▶ Problem set
A. Update the integer overflow discussion from "Second, you imply" down to "none left? ...", putting "glass" in place of "cup" throughout, and give that whole stretch back.
B. Answer these questions from the integer overflow discussion:
(i) Which language does the first comment say taught its writer that the correct answer should depend on the domain?
(ii) In what year does the writer say it is insane to use C for much of anything?
(iii) What is the first everyday overflow example in the last comment?

As I learned from Haskell, the correct answer really ought to depend on the domain. I ought to be able to use an unsigned integer to represent things like length, for instance.

However, since apparently we've collectively decided that we're always operating in ring 256/65,536/etc. instead of the real world where we only operate there in rare exceptional circumstances [1], instead of an exception being generated when we under or overflow, which is almost always what we actually want to have happen, the numbers just happily march along, underflowing or overflowing their way to complete gibberish with nary a care in the world.

Consequently the answer is "signed unless you have a good reason to need unsigned", because at least then you are more likely to be able to detect an error condition. I'd like to be able to say "always" detect an error condition, but, alas, we threw that away decades ago. "Hooray" for efficiency over correctness!

[1]: Since this seems to come up whenever I fail to mention this, bear in mind that being able to name the exceptional circumstances does not make those circumstances any less exceptional. Grep for all arithmetic in your choice of program and the vast, vast majority are not deliberately using overflow behavior for some effect. Even in those programs that do use it for hashing or encryption or something you'll find the vast, vast bulk of arithmetic is not. The exceptions leap to mind precisely because, as exceptions, they are memorable.


> the correct answer really ought to depend on the domain

This is correct. However, if you use C, your domain is bits and bytes, not abstract things — because this is what C is created to work with. I love using appropriate abstraction levels for different domains, but if your actual problem has nothing to do with systems programming, you probably shouldn't use C in the first place.


In theory, I agree. I mean that seriously, not as a rhetorical sop. However, in practice, it had wrought endless havoc even in C, suggesting, well, exactly my current feelings, which is that it's really insane in 2015 to use C for much of anything. C is the modern-day programmer's SCP-572 [1], except the sharp blow to the head doesn't usually work on a C programmer.

[1]: http://www.scp-wiki.net/scp-572


I can't get past the hubris involved with this post. First, did you truly need Haskell to learn that number representations have pitfalls? Look back in history. Problems with numbers did not begin with computers. Nor will they end with them.

Second, you imply that this would have been an easily solvable problem. If only those that came before you hadn't been so willing to shout "Hooray" and make a choice you disagree with.

I don't think you have to have respect for those that came before you. But blithely ignoring their context when they made these choices is... rude. At best. (It also ignores that many early computers did not use 2's compliment numbers, so it was possible to keep adding to bigger and bigger numbers, you would just run out of space and cause other problems.)

Finally, over/under flow are pretty much endemic into all physical things. Ever accidentally pour too much water into a cup? Why didn't you pick the correct cup for the domain of liquid you were dealing with? Overfill a laundry machine? Run out of ink in the pen you were using? Reach for a sheet of paper to find you had none left? ...

▶ Listed entries
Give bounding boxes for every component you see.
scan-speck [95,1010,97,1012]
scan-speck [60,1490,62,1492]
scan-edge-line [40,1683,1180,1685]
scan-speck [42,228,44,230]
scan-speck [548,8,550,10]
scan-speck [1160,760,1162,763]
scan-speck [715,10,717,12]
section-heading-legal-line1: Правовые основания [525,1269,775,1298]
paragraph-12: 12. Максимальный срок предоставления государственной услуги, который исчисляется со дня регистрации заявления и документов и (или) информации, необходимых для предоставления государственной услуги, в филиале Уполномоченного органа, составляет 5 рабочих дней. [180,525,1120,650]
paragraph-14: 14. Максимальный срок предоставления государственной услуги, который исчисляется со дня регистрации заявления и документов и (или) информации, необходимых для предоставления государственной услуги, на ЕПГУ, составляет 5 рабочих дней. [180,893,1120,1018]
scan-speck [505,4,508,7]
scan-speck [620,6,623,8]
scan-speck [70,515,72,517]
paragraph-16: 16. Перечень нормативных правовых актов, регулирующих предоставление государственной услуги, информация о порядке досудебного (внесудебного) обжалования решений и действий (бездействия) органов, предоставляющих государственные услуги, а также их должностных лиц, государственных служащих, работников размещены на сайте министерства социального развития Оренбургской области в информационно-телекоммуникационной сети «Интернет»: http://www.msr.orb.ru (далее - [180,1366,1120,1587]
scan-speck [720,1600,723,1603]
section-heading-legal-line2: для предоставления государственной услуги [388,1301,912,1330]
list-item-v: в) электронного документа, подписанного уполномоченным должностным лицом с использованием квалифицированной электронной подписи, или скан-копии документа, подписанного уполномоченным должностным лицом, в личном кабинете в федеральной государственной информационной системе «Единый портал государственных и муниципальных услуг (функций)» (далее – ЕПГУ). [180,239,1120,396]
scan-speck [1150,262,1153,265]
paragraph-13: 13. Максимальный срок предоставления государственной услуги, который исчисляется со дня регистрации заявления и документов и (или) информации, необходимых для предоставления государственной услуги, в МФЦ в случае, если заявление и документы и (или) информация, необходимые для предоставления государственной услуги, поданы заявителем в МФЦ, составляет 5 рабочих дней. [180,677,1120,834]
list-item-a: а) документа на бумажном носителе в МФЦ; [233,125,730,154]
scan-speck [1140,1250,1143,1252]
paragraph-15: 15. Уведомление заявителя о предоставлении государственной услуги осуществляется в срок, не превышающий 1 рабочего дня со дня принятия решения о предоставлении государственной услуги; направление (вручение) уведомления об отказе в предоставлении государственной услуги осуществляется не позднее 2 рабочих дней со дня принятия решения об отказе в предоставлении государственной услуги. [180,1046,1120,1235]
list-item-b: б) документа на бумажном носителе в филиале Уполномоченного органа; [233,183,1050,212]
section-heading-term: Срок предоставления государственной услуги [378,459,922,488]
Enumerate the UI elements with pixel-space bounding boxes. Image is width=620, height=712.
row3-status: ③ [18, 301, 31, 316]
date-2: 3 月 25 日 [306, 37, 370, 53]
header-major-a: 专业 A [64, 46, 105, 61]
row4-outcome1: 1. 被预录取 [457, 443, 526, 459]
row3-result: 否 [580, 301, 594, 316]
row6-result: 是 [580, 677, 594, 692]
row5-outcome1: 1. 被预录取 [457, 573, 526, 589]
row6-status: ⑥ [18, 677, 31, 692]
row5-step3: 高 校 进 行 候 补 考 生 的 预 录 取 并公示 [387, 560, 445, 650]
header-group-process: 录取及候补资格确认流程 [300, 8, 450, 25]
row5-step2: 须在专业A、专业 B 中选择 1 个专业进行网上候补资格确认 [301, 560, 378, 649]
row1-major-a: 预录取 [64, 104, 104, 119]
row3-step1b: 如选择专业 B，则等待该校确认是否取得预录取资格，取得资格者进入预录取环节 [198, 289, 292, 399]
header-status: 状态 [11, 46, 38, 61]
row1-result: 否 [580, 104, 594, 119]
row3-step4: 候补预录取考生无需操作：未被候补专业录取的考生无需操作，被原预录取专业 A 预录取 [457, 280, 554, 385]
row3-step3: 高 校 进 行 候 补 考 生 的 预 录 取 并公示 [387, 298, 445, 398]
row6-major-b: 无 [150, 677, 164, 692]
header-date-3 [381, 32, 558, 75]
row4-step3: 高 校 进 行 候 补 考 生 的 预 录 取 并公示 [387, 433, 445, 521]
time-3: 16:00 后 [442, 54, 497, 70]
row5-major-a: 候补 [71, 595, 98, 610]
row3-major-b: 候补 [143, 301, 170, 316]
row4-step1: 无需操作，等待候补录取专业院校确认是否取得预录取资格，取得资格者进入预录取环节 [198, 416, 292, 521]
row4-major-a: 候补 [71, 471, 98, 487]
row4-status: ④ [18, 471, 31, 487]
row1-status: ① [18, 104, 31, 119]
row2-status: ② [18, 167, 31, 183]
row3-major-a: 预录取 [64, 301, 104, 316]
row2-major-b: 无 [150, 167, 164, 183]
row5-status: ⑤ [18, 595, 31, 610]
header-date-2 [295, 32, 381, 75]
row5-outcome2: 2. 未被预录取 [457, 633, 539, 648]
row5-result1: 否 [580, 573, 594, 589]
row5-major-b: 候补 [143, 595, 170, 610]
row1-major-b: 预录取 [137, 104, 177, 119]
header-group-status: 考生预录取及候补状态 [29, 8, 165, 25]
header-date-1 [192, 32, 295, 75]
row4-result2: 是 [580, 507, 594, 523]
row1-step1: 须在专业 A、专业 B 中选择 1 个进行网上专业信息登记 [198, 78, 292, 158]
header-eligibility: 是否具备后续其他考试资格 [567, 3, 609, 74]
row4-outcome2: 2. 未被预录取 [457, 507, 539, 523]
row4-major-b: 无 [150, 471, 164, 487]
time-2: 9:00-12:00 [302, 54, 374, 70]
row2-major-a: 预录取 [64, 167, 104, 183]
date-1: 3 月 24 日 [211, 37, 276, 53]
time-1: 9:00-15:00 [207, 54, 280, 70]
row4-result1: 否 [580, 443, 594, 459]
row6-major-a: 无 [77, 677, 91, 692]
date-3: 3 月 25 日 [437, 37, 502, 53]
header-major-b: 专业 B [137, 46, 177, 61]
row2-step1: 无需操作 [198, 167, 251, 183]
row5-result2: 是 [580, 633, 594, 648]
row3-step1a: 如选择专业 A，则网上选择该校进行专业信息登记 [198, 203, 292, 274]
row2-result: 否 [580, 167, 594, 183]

▶ Answers in order
A.
Second, you imply that this would have been an easily solvable problem. If only those that came before you hadn't been so willing to shout "Hooray" and make a choice you disagree with.

I don't think you have to have respect for those that came before you. But blithely ignoring their context when they made these choices is... rude. At best. (It also ignores that many early computers did not use 2's compliment numbers, so it was possible to keep adding to bigger and bigger numbers, you would just run out of space and cause other problems.)

Finally, over/under flow are pretty much endemic into all physical things. Ever accidentally pour too much water into a glass? Why didn't you pick the correct glass for the domain of liquid you were dealing with? Overfill a laundry machine? Run out of ink in the pen you were using? Reach for a sheet of paper to find you had none left? ...

B.
(i) Haskell
(ii) 2015
(iii) Accidentally pouring too much water into a cup